__WORK ITEM 1__. From the text below on using Astro with Cloudflare Workers, list the name of every script defined in the package.json file.
__WORK ITEM 2__.
Answer these questions using the text below on using Astro with Cloudflare Workers:
(a) What database is the SaaS admin template built on?
(b) In the workflow setup in wrangler.json, what value is given for "class_name"?
(c) What does the dev script do?

Integrating with Fullstack Apps

I’ve been working over the past few weeks on a SaaS admin template built on Astro and D1, Cloudflare’s SQL database.

It uses the Cloudflare integration for Astro to compile the app into a bunch of JS bundles that get dynamically served by Workers. These integrations with full-stack frameworks work by essentially hijacking all requests to your app, and routing them to the appropriate bundle.

Out of the box, Workers Assets plays well with these frameworks, with just a bit of extra work. For Astro, you can update the main directive in wrangler.json to point to the index.js file inside of Astro’s compiled _worker.js bundle. dist still remains the default directory for serving assets:

wrangler.json
{
"name": "saas-admin-template",
"main": "./dist/_worker.js/index.js",
"assets": {
"directory": "./dist"
}
// ...remainder of file
}

Integrating with Cloudflare primitives

This will work for serving assets correctly for full-stack frameworks like Astro. But by doing this, you’re losing the ability to integrate with any Cloudflare primitives that must be defined as additional classes. This includes things like Cloudflare Workflows, as well as traditional Service Bindings.2

In my saas-admin-template project, I have a Cloudflare Workflow (read my Workflows intro) that can be ran for any customer. Because it doesn’t get compiled into the Astro bundle, Wrangler3 doesn’t know how to find it in the source bundle. This means that the standard Workflow configuration, seen below, will fail:

wrangler.json
{
"name": "saas-admin-template",
"main": "./dist/index.js",
"assets": {
"directory": "./dist"
},
"workflows": [
{
"name": "saas-admin-template-customer-workflow",
"binding": "CUSTOMER_WORKFLOW",
"class_name": "CustomerWorkflow"
}
],
// ...remainder of file
}

Building a custom wrapper

How do we fix this? For now, we can build a custom wrapper that imports everything we need, both from the Astro bundle and the Cloudflare Workflow. This imports all the code from Astro, the Cloudflare Workflow, and then exports them appropriately. This is totally manual - and a hack - but it works for now. I think we’ll fix this, either at the platform or integration-level, in the future:

src/workflows/wrapper.js
import astroEntry, { pageMap } from './_worker.js/index.js'
import { CustomerWorkflow } from '../src/workflows/customer_workflow.js'
export default astroEntry
export { CustomerWorkflow, pageMap }

In build scripts, both for dev and build, we can copy the wrapper into the dist directory, and make it the main entry point:

package.json
{
"scripts": {
"dev": "astro dev",
"wrangler:dev": "astro build && npm run wrangler:wrapper && npx wrangler dev",
"wrangler:wrapper": "cp src/workflows/wrapper.js dist/index.js",
"deploy": "astro build && npm run wrangler:wrapper && wrangler pages deploy",
},
}

Note the difference between wrangler:dev and dev. wrangler:dev will build the Astro bundle, and then run the Wrangler dev server. dev will only build the Astro bundle and run it as a traditional Astro application.

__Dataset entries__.
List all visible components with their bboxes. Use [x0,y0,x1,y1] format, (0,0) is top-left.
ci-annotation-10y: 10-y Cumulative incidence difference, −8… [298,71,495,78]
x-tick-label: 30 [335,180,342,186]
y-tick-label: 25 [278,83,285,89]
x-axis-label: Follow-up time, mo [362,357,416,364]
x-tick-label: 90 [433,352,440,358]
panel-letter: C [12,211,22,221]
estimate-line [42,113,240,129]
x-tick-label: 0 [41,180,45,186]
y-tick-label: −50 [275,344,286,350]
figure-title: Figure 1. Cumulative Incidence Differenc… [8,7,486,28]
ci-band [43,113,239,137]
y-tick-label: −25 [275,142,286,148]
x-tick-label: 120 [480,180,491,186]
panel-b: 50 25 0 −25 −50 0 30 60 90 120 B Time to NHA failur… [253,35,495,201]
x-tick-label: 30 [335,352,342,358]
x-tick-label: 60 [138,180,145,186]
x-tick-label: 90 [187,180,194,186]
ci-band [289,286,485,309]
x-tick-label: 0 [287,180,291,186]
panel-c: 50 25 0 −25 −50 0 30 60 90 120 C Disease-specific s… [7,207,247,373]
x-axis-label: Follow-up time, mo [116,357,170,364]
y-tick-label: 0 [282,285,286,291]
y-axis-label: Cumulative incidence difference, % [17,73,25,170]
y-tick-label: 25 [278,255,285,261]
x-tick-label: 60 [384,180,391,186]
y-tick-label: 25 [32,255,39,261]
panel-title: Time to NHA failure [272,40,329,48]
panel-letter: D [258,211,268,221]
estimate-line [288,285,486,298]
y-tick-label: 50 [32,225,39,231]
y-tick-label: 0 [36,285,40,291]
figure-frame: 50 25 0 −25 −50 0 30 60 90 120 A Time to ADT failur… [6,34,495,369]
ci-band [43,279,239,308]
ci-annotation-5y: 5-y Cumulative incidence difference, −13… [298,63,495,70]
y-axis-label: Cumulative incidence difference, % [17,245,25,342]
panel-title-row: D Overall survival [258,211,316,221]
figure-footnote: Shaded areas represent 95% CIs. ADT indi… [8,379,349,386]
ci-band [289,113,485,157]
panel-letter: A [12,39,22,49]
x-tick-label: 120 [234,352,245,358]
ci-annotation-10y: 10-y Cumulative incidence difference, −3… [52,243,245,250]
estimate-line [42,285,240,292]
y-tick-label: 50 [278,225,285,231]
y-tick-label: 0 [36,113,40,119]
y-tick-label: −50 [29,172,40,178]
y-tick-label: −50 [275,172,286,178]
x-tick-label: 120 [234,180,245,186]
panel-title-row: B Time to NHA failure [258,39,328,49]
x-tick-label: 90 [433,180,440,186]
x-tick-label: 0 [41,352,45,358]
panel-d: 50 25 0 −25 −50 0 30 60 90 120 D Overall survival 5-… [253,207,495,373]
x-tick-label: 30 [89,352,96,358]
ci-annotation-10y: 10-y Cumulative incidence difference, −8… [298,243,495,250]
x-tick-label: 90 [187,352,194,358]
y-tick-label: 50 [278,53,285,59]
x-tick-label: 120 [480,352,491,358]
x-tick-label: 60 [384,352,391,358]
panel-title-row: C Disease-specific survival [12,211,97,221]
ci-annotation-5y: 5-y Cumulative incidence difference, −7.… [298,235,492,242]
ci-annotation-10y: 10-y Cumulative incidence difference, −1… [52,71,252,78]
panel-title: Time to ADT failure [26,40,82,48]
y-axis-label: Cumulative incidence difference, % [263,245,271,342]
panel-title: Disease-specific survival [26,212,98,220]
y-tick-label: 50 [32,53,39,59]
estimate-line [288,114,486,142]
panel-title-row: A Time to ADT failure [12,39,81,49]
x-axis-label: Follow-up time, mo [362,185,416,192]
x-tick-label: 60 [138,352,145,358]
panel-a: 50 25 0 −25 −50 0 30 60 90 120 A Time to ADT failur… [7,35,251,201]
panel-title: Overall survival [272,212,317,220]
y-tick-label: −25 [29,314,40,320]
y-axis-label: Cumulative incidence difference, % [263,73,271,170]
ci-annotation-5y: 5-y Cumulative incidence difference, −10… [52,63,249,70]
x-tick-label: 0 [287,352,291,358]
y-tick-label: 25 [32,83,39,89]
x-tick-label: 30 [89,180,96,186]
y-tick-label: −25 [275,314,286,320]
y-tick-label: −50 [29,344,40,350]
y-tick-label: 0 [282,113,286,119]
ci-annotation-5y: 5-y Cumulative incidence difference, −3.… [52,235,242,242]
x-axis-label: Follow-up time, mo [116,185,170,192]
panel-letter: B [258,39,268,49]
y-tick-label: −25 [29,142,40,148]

__EXERCISE SOLUTION 1__.
dev
wrangler:dev
wrangler:wrapper
deploy

__EXERCISE SOLUTION 2__.
(a) D1, Cloudflare's SQL database.
(b) CustomerWorkflow.
(c) It only builds the Astro bundle and runs it as a traditional Astro application.